═══ RECORDS FOR THE TASK ═══

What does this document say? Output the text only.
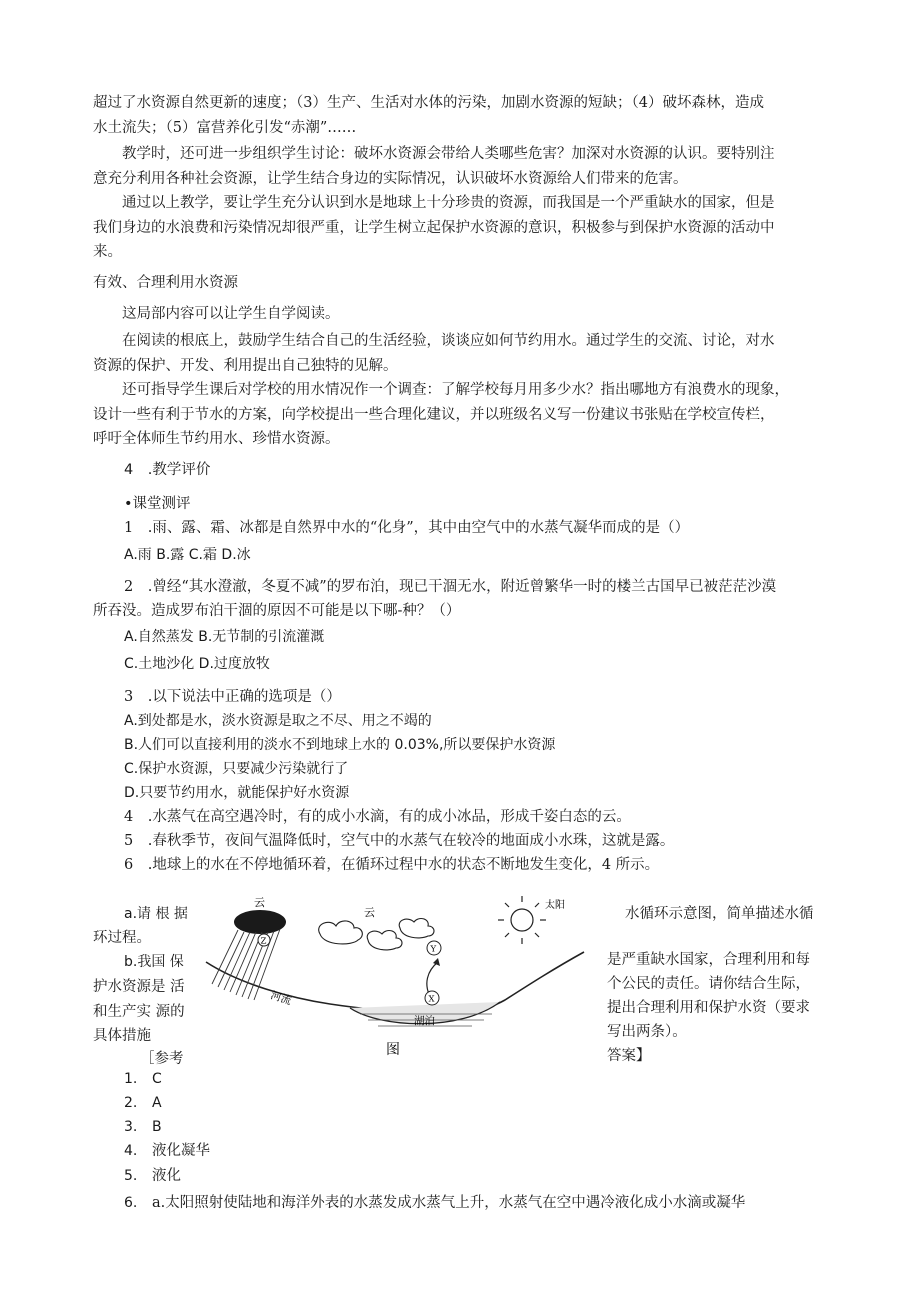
超过了水资源自然更新的速度；（3）生产、生活对水体的污染，加剧水资源的短缺；（4）破坏森林，造成
水土流失；（5）富营养化引发“赤潮”……
教学时，还可进一步组织学生讨论：破坏水资源会带给人类哪些危害？加深对水资源的认识。要特别注
意充分利用各种社会资源，让学生结合身边的实际情况，认识破坏水资源给人们带来的危害。
通过以上教学，要让学生充分认识到水是地球上十分珍贵的资源，而我国是一个严重缺水的国家，但是
我们身边的水浪费和污染情况却很严重，让学生树立起保护水资源的意识，积极参与到保护水资源的活动中
来。
有效、合理利用水资源
这局部内容可以让学生自学阅读。
在阅读的根底上，鼓励学生结合自己的生活经验，谈谈应如何节约用水。通过学生的交流、讨论，对水
资源的保护、开发、利用提出自己独特的见解。
还可指导学生课后对学校的用水情况作一个调查：了解学校每月用多少水？指出哪地方有浪费水的现象，
设计一些有利于节水的方案，向学校提出一些合理化建议，并以班级名义写一份建议书张贴在学校宣传栏，
呼吁全体师生节约用水、珍惜水资源。
4　.教学评价
•课堂测评
1　.雨、露、霜、冰都是自然界中水的“化身”，其中由空气中的水蒸气凝华而成的是（）
A.雨 B.露 C.霜 D.冰
2　.曾经“其水澄澈，冬夏不减”的罗布泊，现已干涸无水，附近曾繁华一时的楼兰古国早已被茫茫沙漠
所吞没。造成罗布泊干涸的原因不可能是以下哪-种？（）
A.自然蒸发 B.无节制的引流灌溉
C.土地沙化 D.过度放牧
3　.以下说法中正确的选项是（）
A.到处都是水，淡水资源是取之不尽、用之不竭的
B.人们可以直接利用的淡水不到地球上水的 0.03%,所以要保护水资源
C.保护水资源，只要减少污染就行了
D.只要节约用水，就能保护好水资源
4　.水蒸气在高空遇冷时，有的成小水滴，有的成小冰品，形成千姿白态的云。
5　.春秋季节，夜间气温降低时，空气中的水蒸气在较冷的地面成小水珠，这就是露。
6　.地球上的水在不停地循环着，在循环过程中水的状态不断地发生变化，4 所示。
a.请 根 据
环过程。
b.我国 保
护水资源是 活
和生产实 源的
具体措施
［参考
水循环示意图，简单描述水循
是严重缺水国家，合理利用和每
个公民的责任。请你结合生际，
提出合理利用和保护水资（要求
写出两条）。
答案】
云
Z
云
Y
太阳
X
河流
湖泊
图
1. C
2. A
3. B
4. 液化凝华
5. 液化
6. a.太阳照射使陆地和海洋外表的水蒸发成水蒸气上升，水蒸气在空中遇冷液化成小水滴或凝华
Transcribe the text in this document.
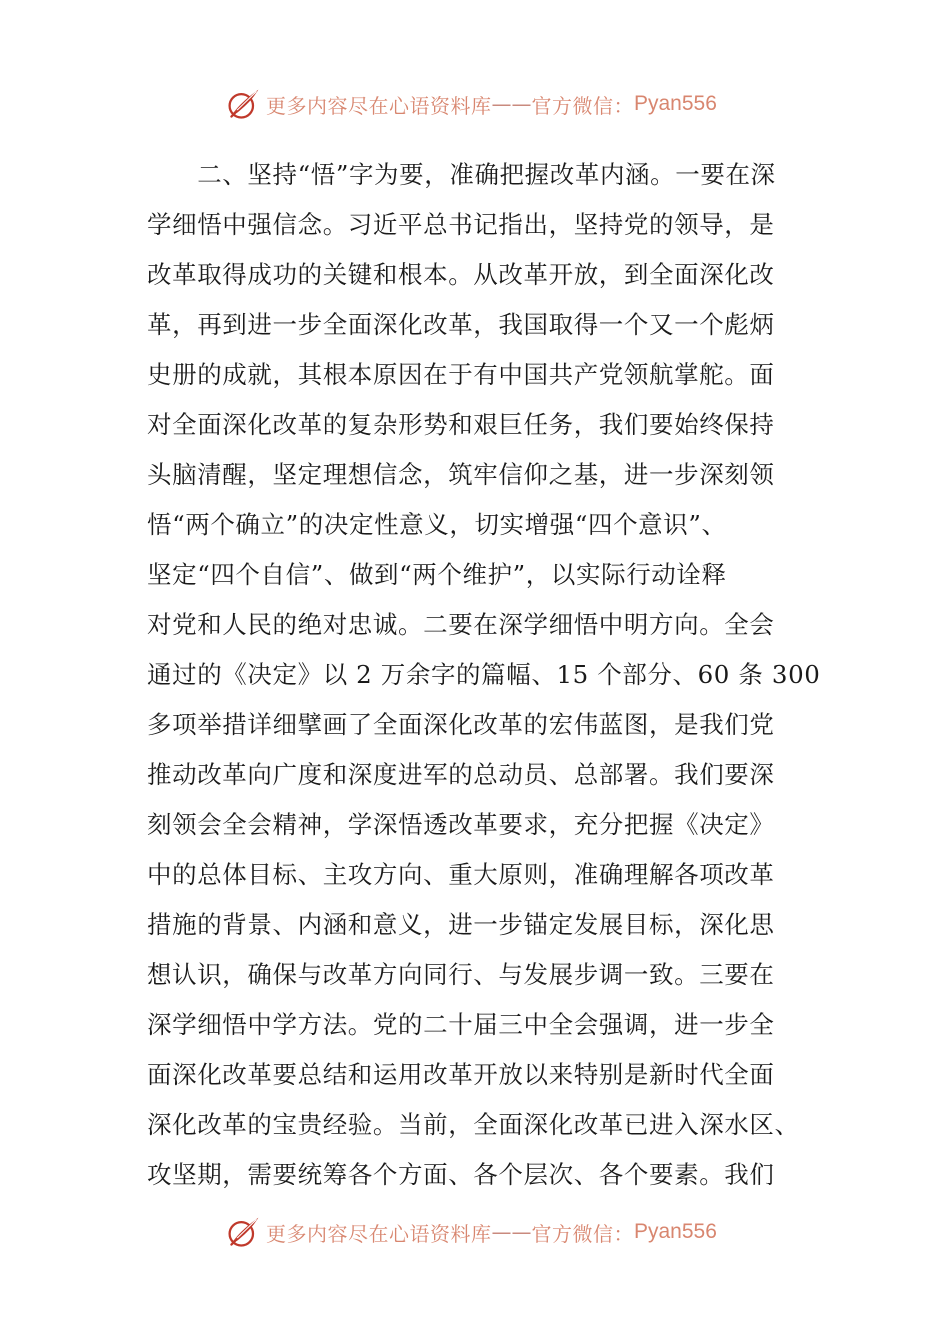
更多内容尽在心语资料库 —— 官方微信： Pyan556
　　二、坚持“悟”字为要，准确把握改革内涵。一要在深
学细悟中强信念。习近平总书记指出，坚持党的领导，是
改革取得成功的关键和根本。从改革开放，到全面深化改
革，再到进一步全面深化改革，我国取得一个又一个彪炳
史册的成就，其根本原因在于有中国共产党领航掌舵。面
对全面深化改革的复杂形势和艰巨任务，我们要始终保持
头脑清醒，坚定理想信念，筑牢信仰之基，进一步深刻领
悟“两个确立”的决定性意义，切实增强“四个意识”、
坚定“四个自信”、做到“两个维护”，以实际行动诠释
对党和人民的绝对忠诚。二要在深学细悟中明方向。全会
通过的《决定》以 2 万余字的篇幅、15 个部分、60 条 300
多项举措详细擘画了全面深化改革的宏伟蓝图，是我们党
推动改革向广度和深度进军的总动员、总部署。我们要深
刻领会全会精神，学深悟透改革要求，充分把握《决定》
中的总体目标、主攻方向、重大原则，准确理解各项改革
措施的背景、内涵和意义，进一步锚定发展目标，深化思
想认识，确保与改革方向同行、与发展步调一致。三要在
深学细悟中学方法。党的二十届三中全会强调，进一步全
面深化改革要总结和运用改革开放以来特别是新时代全面
深化改革的宝贵经验。当前，全面深化改革已进入深水区、
攻坚期，需要统筹各个方面、各个层次、各个要素。我们
更多内容尽在心语资料库 —— 官方微信： Pyan556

═══

** WHAT IS BEING ASKED **
Quote all of the entries word for word, omitting any pictures.

** SOLVED EXERCISE **
What does this document say? Output the text only.
超过了水资源自然更新的速度；（3）生产、生活对水体的污染，加剧水资源的短缺；（4）破坏森林，造成
水土流失；（5）富营养化引发“赤潮”……
教学时，还可进一步组织学生讨论：破坏水资源会带给人类哪些危害？加深对水资源的认识。要特别注
意充分利用各种社会资源，让学生结合身边的实际情况，认识破坏水资源给人们带来的危害。
通过以上教学，要让学生充分认识到水是地球上十分珍贵的资源，而我国是一个严重缺水的国家，但是
我们身边的水浪费和污染情况却很严重，让学生树立起保护水资源的意识，积极参与到保护水资源的活动中
来。
有效、合理利用水资源
这局部内容可以让学生自学阅读。
在阅读的根底上，鼓励学生结合自己的生活经验，谈谈应如何节约用水。通过学生的交流、讨论，对水
资源的保护、开发、利用提出自己独特的见解。
还可指导学生课后对学校的用水情况作一个调查：了解学校每月用多少水？指出哪地方有浪费水的现象，
设计一些有利于节水的方案，向学校提出一些合理化建议，并以班级名义写一份建议书张贴在学校宣传栏，
呼吁全体师生节约用水、珍惜水资源。
4　.教学评价
•课堂测评
1　.雨、露、霜、冰都是自然界中水的“化身”，其中由空气中的水蒸气凝华而成的是（）
A.雨 B.露 C.霜 D.冰
2　.曾经“其水澄澈，冬夏不减”的罗布泊，现已干涸无水，附近曾繁华一时的楼兰古国早已被茫茫沙漠
所吞没。造成罗布泊干涸的原因不可能是以下哪-种？（）
A.自然蒸发 B.无节制的引流灌溉
C.土地沙化 D.过度放牧
3　.以下说法中正确的选项是（）
A.到处都是水，淡水资源是取之不尽、用之不竭的
B.人们可以直接利用的淡水不到地球上水的 0.03%,所以要保护水资源
C.保护水资源，只要减少污染就行了
D.只要节约用水，就能保护好水资源
4　.水蒸气在高空遇冷时，有的成小水滴，有的成小冰品，形成千姿白态的云。
5　.春秋季节，夜间气温降低时，空气中的水蒸气在较冷的地面成小水珠，这就是露。
6　.地球上的水在不停地循环着，在循环过程中水的状态不断地发生变化，4 所示。
a.请 根 据
环过程。
b.我国 保
护水资源是 活
和生产实 源的
具体措施
［参考
水循环示意图，简单描述水循
是严重缺水国家，合理利用和每
个公民的责任。请你结合生际，
提出合理利用和保护水资（要求
写出两条）。
答案】
云
Z
云
Y
太阳
X
河流
湖泊
图
1. C
2. A
3. B
4. 液化凝华
5. 液化
6. a.太阳照射使陆地和海洋外表的水蒸发成水蒸气上升，水蒸气在空中遇冷液化成小水滴或凝华
Transcribe the text in this document.
更多内容尽在心语资料库 —— 官方微信： Pyan556
　　二、坚持“悟”字为要，准确把握改革内涵。一要在深
学细悟中强信念。习近平总书记指出，坚持党的领导，是
改革取得成功的关键和根本。从改革开放，到全面深化改
革，再到进一步全面深化改革，我国取得一个又一个彪炳
史册的成就，其根本原因在于有中国共产党领航掌舵。面
对全面深化改革的复杂形势和艰巨任务，我们要始终保持
头脑清醒，坚定理想信念，筑牢信仰之基，进一步深刻领
悟“两个确立”的决定性意义，切实增强“四个意识”、
坚定“四个自信”、做到“两个维护”，以实际行动诠释
对党和人民的绝对忠诚。二要在深学细悟中明方向。全会
通过的《决定》以 2 万余字的篇幅、15 个部分、60 条 300
多项举措详细擘画了全面深化改革的宏伟蓝图，是我们党
推动改革向广度和深度进军的总动员、总部署。我们要深
刻领会全会精神，学深悟透改革要求，充分把握《决定》
中的总体目标、主攻方向、重大原则，准确理解各项改革
措施的背景、内涵和意义，进一步锚定发展目标，深化思
想认识，确保与改革方向同行、与发展步调一致。三要在
深学细悟中学方法。党的二十届三中全会强调，进一步全
面深化改革要总结和运用改革开放以来特别是新时代全面
深化改革的宝贵经验。当前，全面深化改革已进入深水区、
攻坚期，需要统筹各个方面、各个层次、各个要素。我们
更多内容尽在心语资料库 —— 官方微信： Pyan556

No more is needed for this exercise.